=== TEXTE D'ÉTUDE ===
'''

Gopnick, connais pas. Il reste que ce sont ses mauvaises critiques qui font connaître un critique. Donc ça ne m'étonne pas qu'il commence par jouer les sceptiques.
Julien, Blake Gopnik a été plus de dix ans critique d'art au Washington Post, qui n'est pas franchement une feuille de chou, et il est à Newsweek maintenant, donc je ne crois pas qu'il ait à se "faire remarquer". J'ai trouvé son article intéressant car il donne le point de vue d'un critique d'art "mainstream", hors mundillo du parfum, sur la question. Quant à Luca Turin, si mes renseignements sont bons, je crois que lui et CB ne sont plus en très bons rapports.
RépondreSupprimerCe commentaire a été supprimé par l'auteur.
RépondreSupprimerIl est connu. Mon tort.

'''

=== OBJECTIF DE L'EXERCICE ===
Recopiez à l'identique le passage des commentaires sur Blake Gopnik qui s'ouvre sur les mots « Gopnick, connais pas. » et se clôt sur « connu. Mon tort. ». Les enregistrements qui suivent proviennent d'une autre source.

=== DONNÉES FOURNIES ===
'''

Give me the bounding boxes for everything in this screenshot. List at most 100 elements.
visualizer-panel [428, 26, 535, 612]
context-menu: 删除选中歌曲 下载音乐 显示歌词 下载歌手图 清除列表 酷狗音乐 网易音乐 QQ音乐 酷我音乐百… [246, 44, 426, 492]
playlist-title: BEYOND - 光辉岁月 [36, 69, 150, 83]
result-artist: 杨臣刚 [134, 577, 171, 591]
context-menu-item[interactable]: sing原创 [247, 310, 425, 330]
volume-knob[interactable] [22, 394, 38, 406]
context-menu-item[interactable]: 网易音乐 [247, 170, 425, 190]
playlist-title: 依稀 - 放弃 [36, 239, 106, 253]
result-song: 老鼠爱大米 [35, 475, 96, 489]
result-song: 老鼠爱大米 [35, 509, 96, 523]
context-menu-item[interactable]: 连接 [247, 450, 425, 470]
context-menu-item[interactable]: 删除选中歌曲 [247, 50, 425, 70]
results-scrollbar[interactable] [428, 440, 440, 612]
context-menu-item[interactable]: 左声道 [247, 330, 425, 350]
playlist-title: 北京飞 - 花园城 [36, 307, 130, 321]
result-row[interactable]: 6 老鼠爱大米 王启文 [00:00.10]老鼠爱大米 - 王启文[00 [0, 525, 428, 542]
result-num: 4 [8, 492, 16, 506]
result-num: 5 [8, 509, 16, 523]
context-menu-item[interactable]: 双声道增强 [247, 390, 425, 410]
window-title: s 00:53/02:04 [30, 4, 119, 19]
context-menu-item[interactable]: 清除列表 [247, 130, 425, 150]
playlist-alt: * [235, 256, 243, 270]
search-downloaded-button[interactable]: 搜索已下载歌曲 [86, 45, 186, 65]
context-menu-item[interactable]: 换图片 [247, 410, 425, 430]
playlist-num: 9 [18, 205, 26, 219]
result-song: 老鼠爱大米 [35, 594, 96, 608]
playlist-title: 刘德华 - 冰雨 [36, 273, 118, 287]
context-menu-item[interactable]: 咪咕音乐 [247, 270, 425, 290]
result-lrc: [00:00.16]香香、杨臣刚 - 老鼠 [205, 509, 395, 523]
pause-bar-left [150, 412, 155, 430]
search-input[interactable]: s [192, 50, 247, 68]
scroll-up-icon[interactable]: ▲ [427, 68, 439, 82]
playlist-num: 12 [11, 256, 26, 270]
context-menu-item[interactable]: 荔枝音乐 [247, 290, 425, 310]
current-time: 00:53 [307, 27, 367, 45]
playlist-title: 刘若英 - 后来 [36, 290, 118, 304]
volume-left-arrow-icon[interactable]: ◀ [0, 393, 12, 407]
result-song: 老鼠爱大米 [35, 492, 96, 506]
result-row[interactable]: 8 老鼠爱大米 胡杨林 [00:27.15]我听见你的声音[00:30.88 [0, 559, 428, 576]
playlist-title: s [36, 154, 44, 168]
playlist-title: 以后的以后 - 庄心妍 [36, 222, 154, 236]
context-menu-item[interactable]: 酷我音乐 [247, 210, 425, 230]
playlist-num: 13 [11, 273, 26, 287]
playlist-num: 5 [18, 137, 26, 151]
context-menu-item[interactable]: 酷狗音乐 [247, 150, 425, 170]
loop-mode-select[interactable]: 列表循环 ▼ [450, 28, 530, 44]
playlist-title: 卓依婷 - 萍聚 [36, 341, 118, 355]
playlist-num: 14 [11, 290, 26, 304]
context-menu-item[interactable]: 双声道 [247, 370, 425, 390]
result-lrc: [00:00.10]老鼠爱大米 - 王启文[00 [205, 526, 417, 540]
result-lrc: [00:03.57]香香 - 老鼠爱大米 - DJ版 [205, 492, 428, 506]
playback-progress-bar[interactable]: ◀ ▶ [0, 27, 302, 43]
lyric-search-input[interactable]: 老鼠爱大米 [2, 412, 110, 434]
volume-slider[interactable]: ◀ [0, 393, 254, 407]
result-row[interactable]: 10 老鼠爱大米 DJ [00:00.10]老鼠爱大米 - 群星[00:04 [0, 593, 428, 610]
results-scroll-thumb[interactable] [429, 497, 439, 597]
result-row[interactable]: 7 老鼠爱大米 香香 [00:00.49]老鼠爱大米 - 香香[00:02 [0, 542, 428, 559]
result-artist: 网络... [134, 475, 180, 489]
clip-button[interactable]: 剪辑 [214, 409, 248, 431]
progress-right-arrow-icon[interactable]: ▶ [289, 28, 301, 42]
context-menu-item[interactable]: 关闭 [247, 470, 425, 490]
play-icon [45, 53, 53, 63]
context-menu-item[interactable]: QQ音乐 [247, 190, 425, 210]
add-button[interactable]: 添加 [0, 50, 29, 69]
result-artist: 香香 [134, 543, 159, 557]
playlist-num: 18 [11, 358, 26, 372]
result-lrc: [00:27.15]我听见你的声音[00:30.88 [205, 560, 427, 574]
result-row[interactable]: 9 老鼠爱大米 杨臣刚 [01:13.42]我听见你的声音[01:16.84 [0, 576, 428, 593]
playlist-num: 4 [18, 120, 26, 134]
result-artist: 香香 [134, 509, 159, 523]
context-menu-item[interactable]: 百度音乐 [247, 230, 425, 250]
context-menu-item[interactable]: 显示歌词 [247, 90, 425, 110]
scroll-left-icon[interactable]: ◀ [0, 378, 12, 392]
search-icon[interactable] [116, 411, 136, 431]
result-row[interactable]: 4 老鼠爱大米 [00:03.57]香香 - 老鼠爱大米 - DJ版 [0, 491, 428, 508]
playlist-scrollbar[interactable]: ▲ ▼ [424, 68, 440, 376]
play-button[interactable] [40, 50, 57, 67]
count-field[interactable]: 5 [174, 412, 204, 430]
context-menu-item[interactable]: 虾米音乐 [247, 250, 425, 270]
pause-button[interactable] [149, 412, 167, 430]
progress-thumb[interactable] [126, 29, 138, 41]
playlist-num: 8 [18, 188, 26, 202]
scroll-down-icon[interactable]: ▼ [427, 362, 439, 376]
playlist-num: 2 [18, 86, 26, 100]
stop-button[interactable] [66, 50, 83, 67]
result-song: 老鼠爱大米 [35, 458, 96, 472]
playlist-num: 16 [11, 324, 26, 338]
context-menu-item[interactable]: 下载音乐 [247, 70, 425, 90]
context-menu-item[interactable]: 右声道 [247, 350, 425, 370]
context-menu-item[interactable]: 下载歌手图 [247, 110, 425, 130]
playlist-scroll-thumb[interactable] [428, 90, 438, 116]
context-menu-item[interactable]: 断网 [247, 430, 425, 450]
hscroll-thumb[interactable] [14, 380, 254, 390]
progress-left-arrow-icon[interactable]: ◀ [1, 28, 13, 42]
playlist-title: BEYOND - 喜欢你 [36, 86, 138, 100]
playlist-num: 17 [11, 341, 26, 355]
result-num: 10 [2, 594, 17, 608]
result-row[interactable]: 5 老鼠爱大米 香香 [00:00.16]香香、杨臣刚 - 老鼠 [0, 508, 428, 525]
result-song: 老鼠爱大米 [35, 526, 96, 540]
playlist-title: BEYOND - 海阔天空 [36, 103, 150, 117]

'''

=== RÉPONSE À L'EXERCICE ===
Gopnick, connais pas. Il reste que ce sont ses mauvaises critiques qui font connaître un critique. Donc ça ne m'étonne pas qu'il commence par jouer les sceptiques.
Julien, Blake Gopnik a été plus de dix ans critique d'art au Washington Post, qui n'est pas franchement une feuille de chou, et il est à Newsweek maintenant, donc je ne crois pas qu'il ait à se "faire remarquer". J'ai trouvé son article intéressant car il donne le point de vue d'un critique d'art "mainstream", hors mundillo du parfum, sur la question. Quant à Luca Turin, si mes renseignements sont bons, je crois que lui et CB ne sont plus en très bons rapports.
RépondreSupprimerCe commentaire a été supprimé par l'auteur.
RépondreSupprimerIl est connu. Mon tort.